RECORD EXTRACTS:

— START —

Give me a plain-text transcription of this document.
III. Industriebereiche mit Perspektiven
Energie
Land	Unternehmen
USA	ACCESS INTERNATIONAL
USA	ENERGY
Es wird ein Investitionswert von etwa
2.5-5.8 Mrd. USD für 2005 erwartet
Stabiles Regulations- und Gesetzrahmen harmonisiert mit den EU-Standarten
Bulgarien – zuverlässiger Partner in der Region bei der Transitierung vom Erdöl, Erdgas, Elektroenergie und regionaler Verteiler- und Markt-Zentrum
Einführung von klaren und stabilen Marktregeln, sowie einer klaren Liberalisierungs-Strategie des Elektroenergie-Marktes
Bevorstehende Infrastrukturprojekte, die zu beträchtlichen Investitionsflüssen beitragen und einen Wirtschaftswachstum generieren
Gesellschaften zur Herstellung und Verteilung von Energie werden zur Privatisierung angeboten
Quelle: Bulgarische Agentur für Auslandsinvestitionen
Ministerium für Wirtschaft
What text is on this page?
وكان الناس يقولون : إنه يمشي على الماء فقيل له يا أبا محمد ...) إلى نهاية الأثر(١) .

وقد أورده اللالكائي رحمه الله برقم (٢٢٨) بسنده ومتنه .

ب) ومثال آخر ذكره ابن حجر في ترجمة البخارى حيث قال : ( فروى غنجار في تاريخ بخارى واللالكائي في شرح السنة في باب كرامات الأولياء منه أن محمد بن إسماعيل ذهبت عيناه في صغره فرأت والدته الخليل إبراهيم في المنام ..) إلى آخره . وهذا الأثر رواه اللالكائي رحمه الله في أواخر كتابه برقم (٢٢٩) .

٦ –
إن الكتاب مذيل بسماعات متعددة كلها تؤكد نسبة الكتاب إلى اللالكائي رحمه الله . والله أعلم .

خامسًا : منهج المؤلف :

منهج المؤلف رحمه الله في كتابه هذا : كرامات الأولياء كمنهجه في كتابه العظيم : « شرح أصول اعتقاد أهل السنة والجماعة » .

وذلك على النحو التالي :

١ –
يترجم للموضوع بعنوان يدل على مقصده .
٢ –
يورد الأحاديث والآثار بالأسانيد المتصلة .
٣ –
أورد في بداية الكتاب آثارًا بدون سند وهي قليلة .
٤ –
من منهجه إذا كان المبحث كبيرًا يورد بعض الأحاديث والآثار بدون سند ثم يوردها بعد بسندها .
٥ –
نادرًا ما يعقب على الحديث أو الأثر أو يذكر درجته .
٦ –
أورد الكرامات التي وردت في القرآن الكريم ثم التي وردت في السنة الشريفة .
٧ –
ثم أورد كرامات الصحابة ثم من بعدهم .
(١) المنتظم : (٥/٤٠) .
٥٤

— END —

TASK TO COMPLETE: Scan the entries above for the word "الأولياء" and collect each line holding it.

EXERCISE RESPONSE:
ب) ومثال آخر ذكره ابن حجر في ترجمة البخارى حيث قال : ( فروى غنجار في تاريخ بخارى واللالكائي في شرح السنة في باب كرامات الأولياء منه أن محمد بن إسماعيل ذهبت عيناه في صغره فرأت والدته الخليل إبراهيم في المنام ..) إلى آخره . وهذا الأثر رواه اللالكائي رحمه الله في أواخر كتابه برقم (٢٢٩) .
منهج المؤلف رحمه الله في كتابه هذا : كرامات الأولياء كمنهجه في كتابه العظيم : « شرح أصول اعتقاد أهل السنة والجماعة » .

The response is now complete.